• [AIM]
In the entries below, find the lines that contain the word "document" and copy them.
▬▬▬▬▬▬
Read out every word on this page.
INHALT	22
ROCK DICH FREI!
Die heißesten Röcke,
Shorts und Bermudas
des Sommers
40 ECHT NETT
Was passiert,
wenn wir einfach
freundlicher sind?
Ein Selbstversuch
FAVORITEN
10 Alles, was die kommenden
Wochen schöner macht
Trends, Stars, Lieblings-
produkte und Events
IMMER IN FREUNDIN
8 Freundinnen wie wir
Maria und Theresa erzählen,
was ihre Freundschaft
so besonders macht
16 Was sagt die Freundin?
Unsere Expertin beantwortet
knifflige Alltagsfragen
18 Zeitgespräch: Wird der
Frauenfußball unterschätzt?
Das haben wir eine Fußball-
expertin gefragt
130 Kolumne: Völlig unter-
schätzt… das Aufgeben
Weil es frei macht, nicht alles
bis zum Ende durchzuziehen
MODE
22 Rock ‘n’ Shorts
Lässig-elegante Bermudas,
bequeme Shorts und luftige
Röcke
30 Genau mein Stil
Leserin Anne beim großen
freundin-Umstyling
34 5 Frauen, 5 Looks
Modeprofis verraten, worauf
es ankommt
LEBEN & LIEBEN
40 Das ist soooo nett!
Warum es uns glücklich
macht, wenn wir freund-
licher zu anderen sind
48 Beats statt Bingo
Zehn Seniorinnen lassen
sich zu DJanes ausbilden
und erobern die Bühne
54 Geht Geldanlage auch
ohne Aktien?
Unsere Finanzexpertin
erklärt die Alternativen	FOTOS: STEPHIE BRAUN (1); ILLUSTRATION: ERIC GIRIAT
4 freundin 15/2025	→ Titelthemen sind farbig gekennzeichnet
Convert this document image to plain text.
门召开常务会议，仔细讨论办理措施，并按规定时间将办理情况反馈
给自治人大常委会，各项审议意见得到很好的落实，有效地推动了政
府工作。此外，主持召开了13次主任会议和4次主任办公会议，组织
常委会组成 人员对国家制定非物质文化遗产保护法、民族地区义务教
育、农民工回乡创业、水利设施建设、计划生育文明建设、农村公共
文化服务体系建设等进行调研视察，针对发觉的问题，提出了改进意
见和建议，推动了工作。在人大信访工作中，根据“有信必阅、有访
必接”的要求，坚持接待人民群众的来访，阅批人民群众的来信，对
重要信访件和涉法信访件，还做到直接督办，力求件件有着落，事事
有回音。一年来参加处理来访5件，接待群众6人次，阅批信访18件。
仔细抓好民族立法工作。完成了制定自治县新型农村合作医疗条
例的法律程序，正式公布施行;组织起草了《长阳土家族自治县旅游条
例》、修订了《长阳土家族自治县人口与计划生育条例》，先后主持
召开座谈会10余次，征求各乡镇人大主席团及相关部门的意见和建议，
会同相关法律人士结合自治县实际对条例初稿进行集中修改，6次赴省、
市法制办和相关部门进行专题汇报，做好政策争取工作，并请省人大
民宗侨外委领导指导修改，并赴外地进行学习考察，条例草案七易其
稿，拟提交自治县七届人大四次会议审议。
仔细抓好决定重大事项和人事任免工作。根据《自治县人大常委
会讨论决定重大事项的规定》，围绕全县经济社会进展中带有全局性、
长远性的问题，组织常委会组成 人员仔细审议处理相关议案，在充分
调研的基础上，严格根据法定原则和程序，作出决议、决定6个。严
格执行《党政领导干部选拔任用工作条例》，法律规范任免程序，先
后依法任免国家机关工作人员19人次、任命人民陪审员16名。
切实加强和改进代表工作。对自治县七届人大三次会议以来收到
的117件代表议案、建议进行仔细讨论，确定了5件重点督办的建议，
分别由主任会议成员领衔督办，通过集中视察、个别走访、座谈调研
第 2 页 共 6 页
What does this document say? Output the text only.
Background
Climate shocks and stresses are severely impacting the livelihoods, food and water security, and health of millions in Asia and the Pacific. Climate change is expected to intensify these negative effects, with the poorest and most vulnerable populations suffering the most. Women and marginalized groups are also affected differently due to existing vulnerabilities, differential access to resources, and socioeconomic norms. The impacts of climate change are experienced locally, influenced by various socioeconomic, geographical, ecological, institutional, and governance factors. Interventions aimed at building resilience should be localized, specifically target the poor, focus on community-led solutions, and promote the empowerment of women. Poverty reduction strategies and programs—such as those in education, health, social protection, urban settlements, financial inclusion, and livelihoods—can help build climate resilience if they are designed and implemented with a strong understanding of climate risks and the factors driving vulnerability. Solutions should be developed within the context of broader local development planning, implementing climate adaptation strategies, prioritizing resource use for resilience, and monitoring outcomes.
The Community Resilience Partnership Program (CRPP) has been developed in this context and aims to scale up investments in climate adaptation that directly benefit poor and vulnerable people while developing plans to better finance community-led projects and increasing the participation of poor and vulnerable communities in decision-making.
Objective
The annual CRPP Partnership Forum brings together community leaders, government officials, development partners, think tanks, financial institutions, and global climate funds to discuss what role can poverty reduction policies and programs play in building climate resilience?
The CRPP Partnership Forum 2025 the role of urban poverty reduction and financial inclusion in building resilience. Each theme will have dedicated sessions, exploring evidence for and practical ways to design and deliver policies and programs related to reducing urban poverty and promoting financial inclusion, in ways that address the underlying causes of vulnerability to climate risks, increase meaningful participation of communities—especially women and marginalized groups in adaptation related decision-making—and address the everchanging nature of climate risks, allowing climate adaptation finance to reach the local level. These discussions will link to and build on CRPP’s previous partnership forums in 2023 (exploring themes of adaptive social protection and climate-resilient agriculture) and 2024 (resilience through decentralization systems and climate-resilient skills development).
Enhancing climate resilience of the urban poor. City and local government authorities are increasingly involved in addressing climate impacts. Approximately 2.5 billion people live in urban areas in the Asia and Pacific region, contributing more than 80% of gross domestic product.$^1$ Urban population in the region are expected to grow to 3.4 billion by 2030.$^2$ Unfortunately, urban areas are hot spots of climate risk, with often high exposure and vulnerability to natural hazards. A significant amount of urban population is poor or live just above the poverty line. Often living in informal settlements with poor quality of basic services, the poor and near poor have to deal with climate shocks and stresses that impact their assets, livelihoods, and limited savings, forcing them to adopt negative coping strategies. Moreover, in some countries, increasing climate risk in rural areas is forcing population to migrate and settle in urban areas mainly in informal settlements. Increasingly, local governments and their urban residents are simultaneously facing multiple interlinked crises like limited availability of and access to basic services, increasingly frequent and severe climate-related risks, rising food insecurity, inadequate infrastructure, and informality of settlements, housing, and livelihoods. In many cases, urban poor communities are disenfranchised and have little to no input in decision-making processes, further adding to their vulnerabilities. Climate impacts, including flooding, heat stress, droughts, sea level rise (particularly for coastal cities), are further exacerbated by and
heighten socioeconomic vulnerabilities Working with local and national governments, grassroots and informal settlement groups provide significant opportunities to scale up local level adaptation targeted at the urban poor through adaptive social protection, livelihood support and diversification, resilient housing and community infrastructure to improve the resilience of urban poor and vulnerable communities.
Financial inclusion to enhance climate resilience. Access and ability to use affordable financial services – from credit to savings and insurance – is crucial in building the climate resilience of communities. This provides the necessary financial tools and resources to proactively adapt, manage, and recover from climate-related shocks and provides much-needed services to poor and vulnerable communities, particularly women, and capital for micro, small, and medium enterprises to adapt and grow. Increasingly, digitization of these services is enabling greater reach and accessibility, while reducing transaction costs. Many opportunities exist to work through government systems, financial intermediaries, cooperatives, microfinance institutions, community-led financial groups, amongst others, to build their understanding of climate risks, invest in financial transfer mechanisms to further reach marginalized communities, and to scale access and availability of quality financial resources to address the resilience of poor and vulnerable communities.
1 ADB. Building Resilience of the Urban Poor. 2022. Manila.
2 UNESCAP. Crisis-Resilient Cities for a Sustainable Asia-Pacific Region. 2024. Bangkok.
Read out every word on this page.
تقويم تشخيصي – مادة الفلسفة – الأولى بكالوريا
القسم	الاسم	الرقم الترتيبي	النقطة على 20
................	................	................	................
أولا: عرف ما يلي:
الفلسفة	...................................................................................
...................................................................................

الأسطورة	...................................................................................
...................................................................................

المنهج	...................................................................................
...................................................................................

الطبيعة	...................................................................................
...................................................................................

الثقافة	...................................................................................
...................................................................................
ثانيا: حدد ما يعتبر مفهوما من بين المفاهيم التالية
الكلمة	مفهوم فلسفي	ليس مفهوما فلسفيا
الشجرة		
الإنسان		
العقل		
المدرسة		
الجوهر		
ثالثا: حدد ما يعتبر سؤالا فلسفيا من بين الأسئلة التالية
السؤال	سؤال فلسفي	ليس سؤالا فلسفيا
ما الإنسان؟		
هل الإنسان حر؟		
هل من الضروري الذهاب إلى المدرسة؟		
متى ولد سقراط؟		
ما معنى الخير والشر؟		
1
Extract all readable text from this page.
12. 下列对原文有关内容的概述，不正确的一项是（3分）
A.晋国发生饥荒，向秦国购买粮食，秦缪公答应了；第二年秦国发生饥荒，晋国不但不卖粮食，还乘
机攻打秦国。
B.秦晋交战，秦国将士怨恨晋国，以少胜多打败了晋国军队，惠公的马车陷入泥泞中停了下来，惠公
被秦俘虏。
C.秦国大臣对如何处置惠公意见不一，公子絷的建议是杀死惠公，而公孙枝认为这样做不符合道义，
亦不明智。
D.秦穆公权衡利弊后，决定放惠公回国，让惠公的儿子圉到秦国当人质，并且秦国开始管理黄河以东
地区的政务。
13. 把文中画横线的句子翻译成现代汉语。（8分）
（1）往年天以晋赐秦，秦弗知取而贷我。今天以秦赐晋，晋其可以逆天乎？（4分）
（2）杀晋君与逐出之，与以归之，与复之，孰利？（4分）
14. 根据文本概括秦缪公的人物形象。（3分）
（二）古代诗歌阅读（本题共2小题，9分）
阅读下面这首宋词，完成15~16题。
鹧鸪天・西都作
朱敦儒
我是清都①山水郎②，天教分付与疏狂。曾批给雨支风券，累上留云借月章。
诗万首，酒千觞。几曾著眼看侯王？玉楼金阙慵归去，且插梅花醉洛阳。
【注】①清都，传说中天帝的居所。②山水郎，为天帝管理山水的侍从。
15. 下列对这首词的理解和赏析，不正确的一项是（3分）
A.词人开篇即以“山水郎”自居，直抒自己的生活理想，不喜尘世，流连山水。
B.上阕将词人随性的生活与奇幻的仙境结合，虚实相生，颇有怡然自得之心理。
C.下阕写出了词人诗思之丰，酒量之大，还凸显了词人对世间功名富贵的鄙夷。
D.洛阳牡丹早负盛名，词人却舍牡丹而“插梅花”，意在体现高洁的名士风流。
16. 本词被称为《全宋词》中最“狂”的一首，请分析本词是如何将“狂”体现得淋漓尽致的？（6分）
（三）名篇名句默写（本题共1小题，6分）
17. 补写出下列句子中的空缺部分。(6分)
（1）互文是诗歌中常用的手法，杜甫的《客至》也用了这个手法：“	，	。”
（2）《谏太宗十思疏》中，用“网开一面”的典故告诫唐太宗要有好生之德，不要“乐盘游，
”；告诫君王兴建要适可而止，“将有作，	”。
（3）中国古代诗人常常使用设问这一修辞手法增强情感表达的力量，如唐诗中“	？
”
▬▬▬▬▬▬
• [OUTPUT FOR THIS TASK]
Convert this document image to plain text.
What does this document say? Output the text only.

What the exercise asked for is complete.